**Short exercise**
Check every line of the material below for the string "패스츄리", and return the ones that have it.

**Information supplied**

## begin

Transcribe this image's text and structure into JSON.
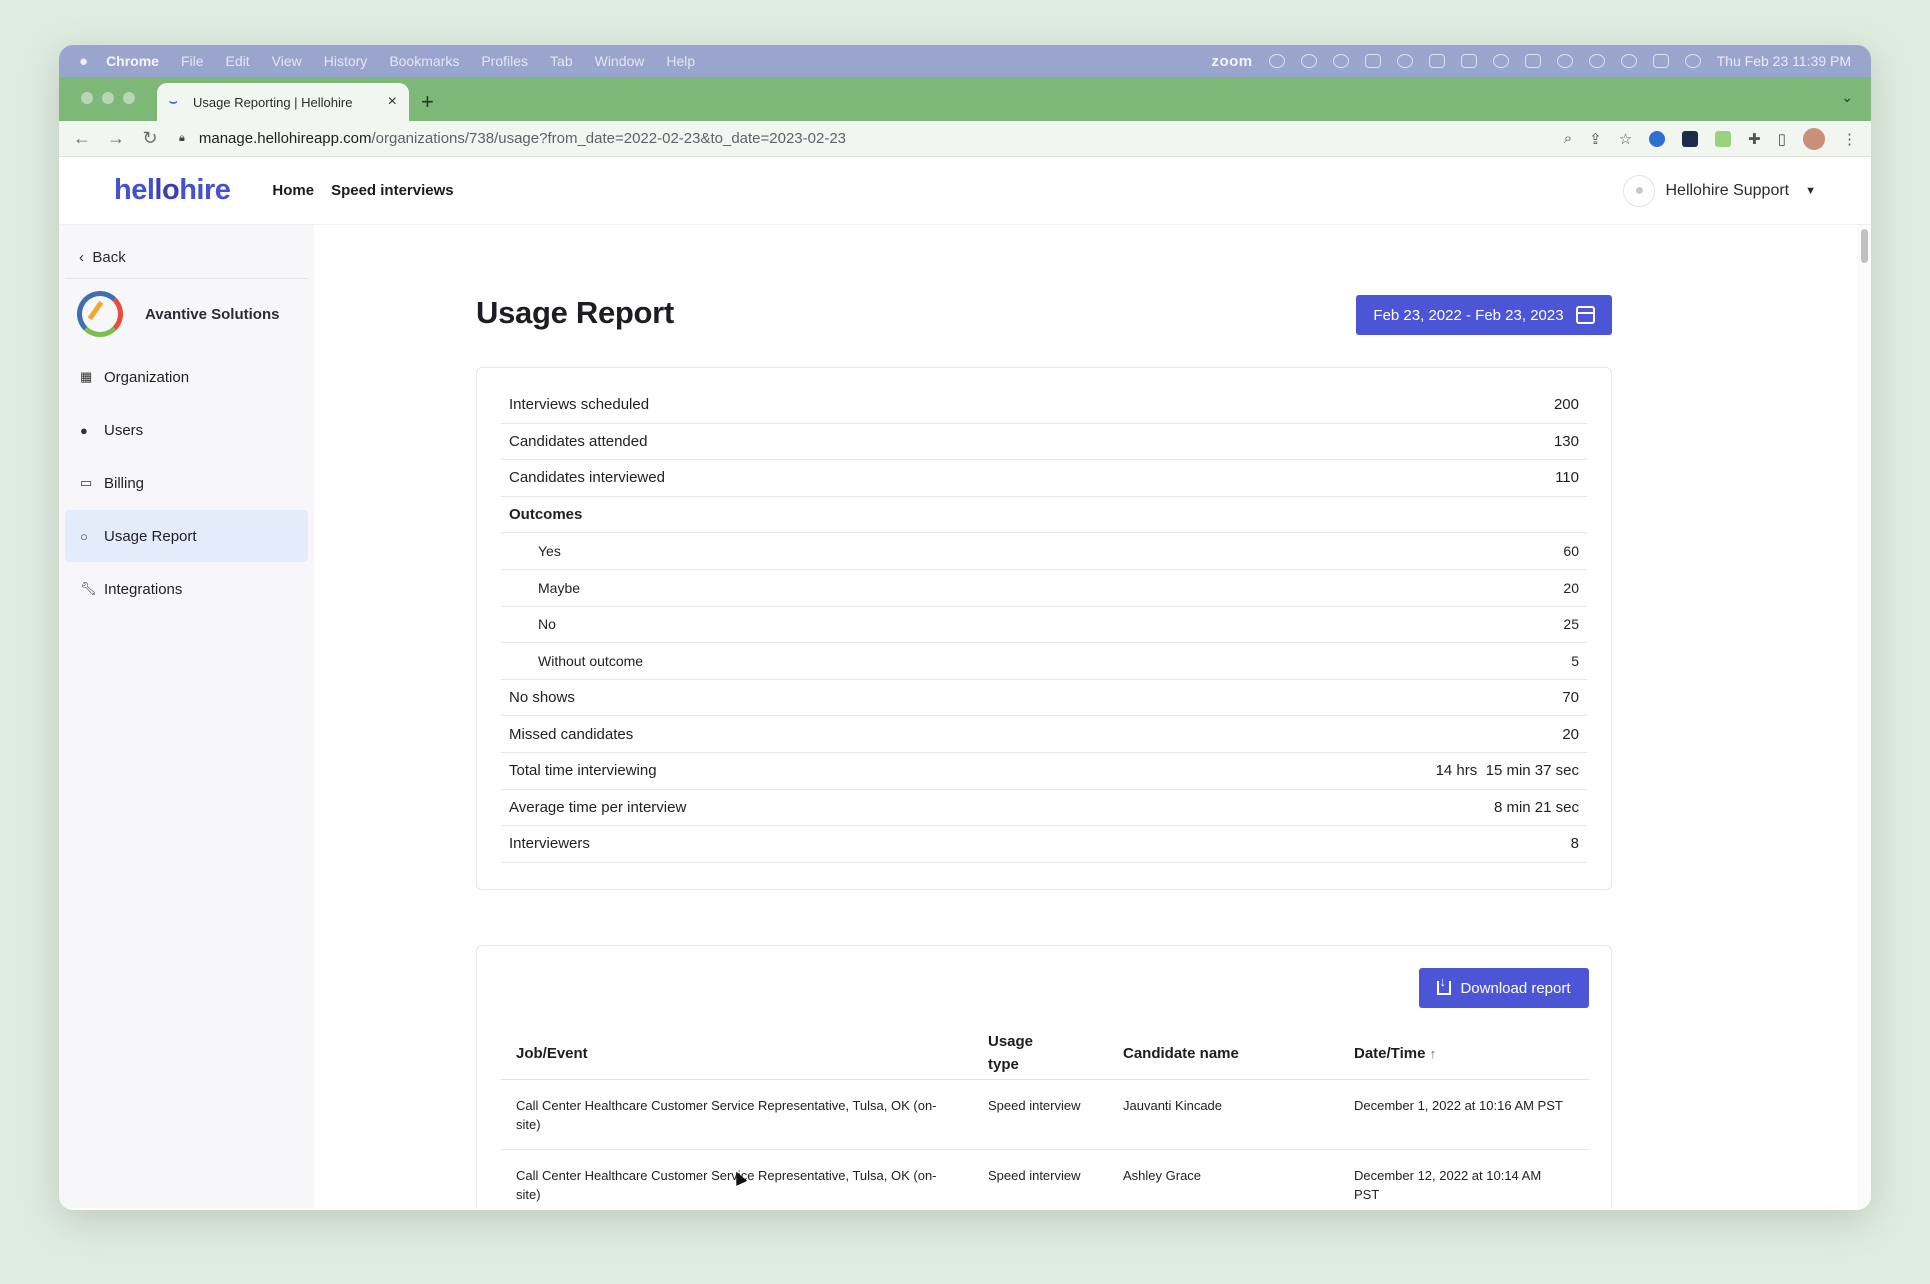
{
  "menubar": {
    "items": [
      "Chrome",
      "File",
      "Edit",
      "View",
      "History",
      "Bookmarks",
      "Profiles",
      "Tab",
      "Window",
      "Help"
    ],
    "zoom_label": "zoom",
    "clock": "Thu Feb 23  11:39 PM"
  },
  "browser": {
    "tab_title": "Usage Reporting | Hellohire",
    "tab_close": "×",
    "new_tab": "+",
    "url_domain": "manage.hellohireapp.com",
    "url_path": "/organizations/738/usage?from_date=2022-02-23&to_date=2023-02-23"
  },
  "header": {
    "logo_part1": "hel",
    "logo_part2": "lo",
    "logo_part3": "hire",
    "nav": [
      "Home",
      "Speed interviews"
    ],
    "user_name": "Hellohire Support"
  },
  "sidebar": {
    "back_label": "Back",
    "org_name": "Avantive Solutions",
    "items": [
      {
        "label": "Organization",
        "icon": "grid-icon"
      },
      {
        "label": "Users",
        "icon": "user-icon"
      },
      {
        "label": "Billing",
        "icon": "card-icon"
      },
      {
        "label": "Usage Report",
        "icon": "circle-icon",
        "active": true
      },
      {
        "label": "Integrations",
        "icon": "wrench-icon"
      }
    ]
  },
  "report": {
    "title": "Usage Report",
    "date_range": "Feb 23, 2022 - Feb 23, 2023",
    "stats": [
      {
        "label": "Interviews scheduled",
        "value": "200"
      },
      {
        "label": "Candidates attended",
        "value": "130"
      },
      {
        "label": "Candidates interviewed",
        "value": "110"
      },
      {
        "label": "Outcomes",
        "value": ""
      },
      {
        "label": "Yes",
        "value": "60"
      },
      {
        "label": "Maybe",
        "value": "20"
      },
      {
        "label": "No",
        "value": "25"
      },
      {
        "label": "Without outcome",
        "value": "5"
      },
      {
        "label": "No shows",
        "value": "70"
      },
      {
        "label": "Missed candidates",
        "value": "20"
      },
      {
        "label": "Total time interviewing",
        "value": "14 hrs  15 min 37 sec"
      },
      {
        "label": "Average time per interview",
        "value": "8 min 21 sec"
      },
      {
        "label": "Interviewers",
        "value": "8"
      }
    ],
    "download_label": "Download report",
    "table": {
      "headers": {
        "job": "Job/Event",
        "usage_type": "Usage type",
        "candidate": "Candidate name",
        "datetime": "Date/Time",
        "sort_arrow": "↑"
      },
      "rows": [
        {
          "job": "Call Center Healthcare Customer Service Representative, Tulsa, OK (on-site)",
          "usage_type": "Speed interview",
          "candidate": "Jauvanti Kincade",
          "datetime": "December 1, 2022 at 10:16 AM PST"
        },
        {
          "job": "Call Center Healthcare Customer Service Representative, Tulsa, OK (on-site)",
          "usage_type": "Speed interview",
          "candidate": "Ashley Grace",
          "datetime": "December 12, 2022 at 10:14 AM PST"
        }
      ]
    }
  }
}
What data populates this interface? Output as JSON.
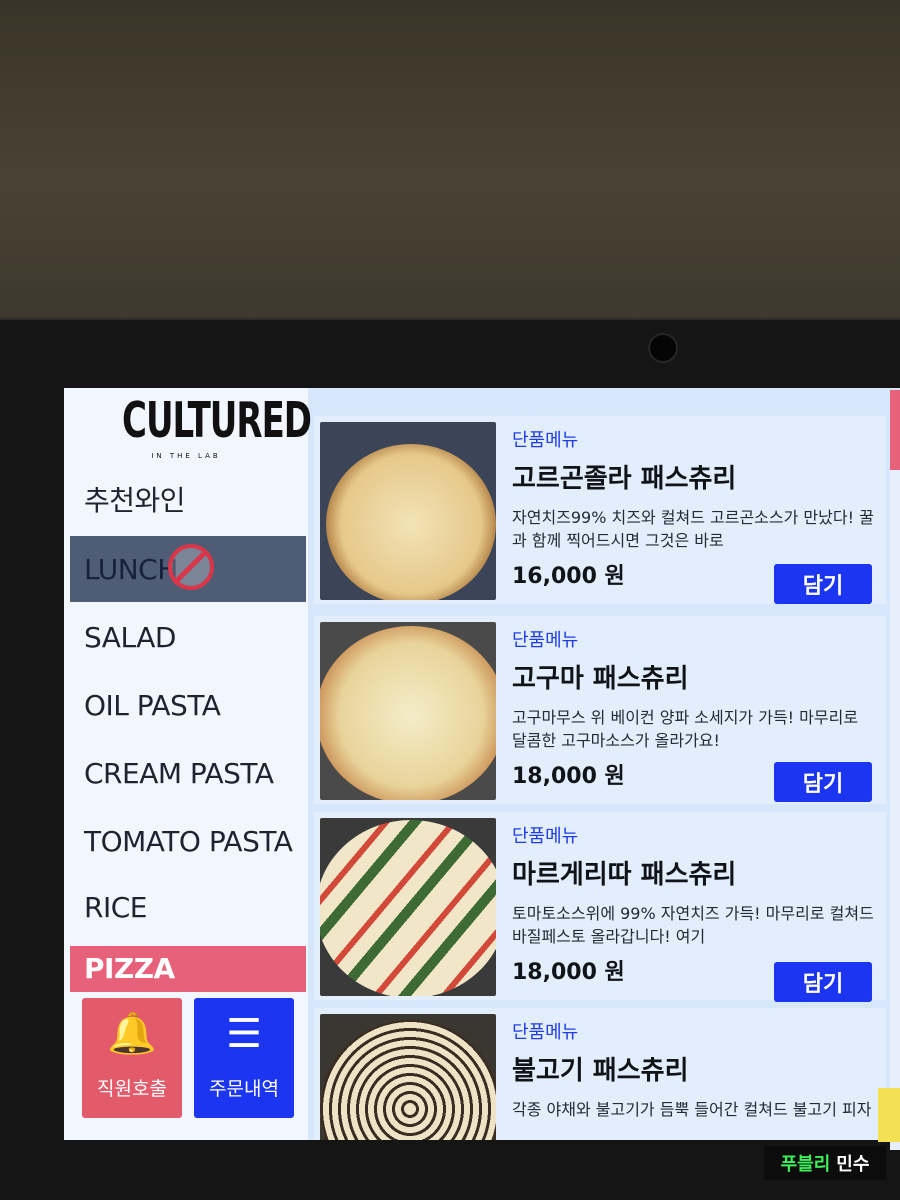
{
  "brand": {
    "logo_main": "CULTURED",
    "logo_sub": "IN THE LAB"
  },
  "sidebar": {
    "categories": [
      {
        "label": "추천와인"
      },
      {
        "label": "LUNCH",
        "state": "unavailable"
      },
      {
        "label": "SALAD"
      },
      {
        "label": "OIL PASTA"
      },
      {
        "label": "CREAM PASTA"
      },
      {
        "label": "TOMATO PASTA"
      },
      {
        "label": "RICE"
      },
      {
        "label": "PIZZA",
        "state": "selected"
      }
    ],
    "staff_call_label": "직원호출",
    "order_history_label": "주문내역"
  },
  "menu": {
    "items": [
      {
        "tag": "단품메뉴",
        "name": "고르곤졸라 패스츄리",
        "desc": "자연치즈99% 치즈와 컬쳐드 고르곤소스가 만났다! 꿀과 함께 찍어드시면 그것은 바로",
        "price": "16,000 원",
        "add_label": "담기"
      },
      {
        "tag": "단품메뉴",
        "name": "고구마 패스츄리",
        "desc": "고구마무스 위 베이컨 양파 소세지가 가득! 마무리로 달콤한 고구마소스가 올라가요!",
        "price": "18,000 원",
        "add_label": "담기"
      },
      {
        "tag": "단품메뉴",
        "name": "마르게리따 패스츄리",
        "desc": "토마토소스위에 99% 자연치즈 가득! 마무리로 컬쳐드 바질페스토 올라갑니다! 여기",
        "price": "18,000 원",
        "add_label": "담기"
      },
      {
        "tag": "단품메뉴",
        "name": "불고기 패스츄리",
        "desc": "각종 야채와 불고기가 듬뿍 들어간 컬쳐드 불고기 피자",
        "price": "",
        "add_label": ""
      }
    ]
  },
  "watermark": {
    "green_text": "푸블리",
    "white_text": "민수"
  },
  "colors": {
    "accent_blue": "#1c35f0",
    "selected_pink": "#e8617a",
    "tag_blue": "#1f3ce8"
  }
}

## end

**Written solution**
        "name": "고르곤졸라 패스츄리",
        "name": "고구마 패스츄리",
        "name": "마르게리따 패스츄리",
        "name": "불고기 패스츄리",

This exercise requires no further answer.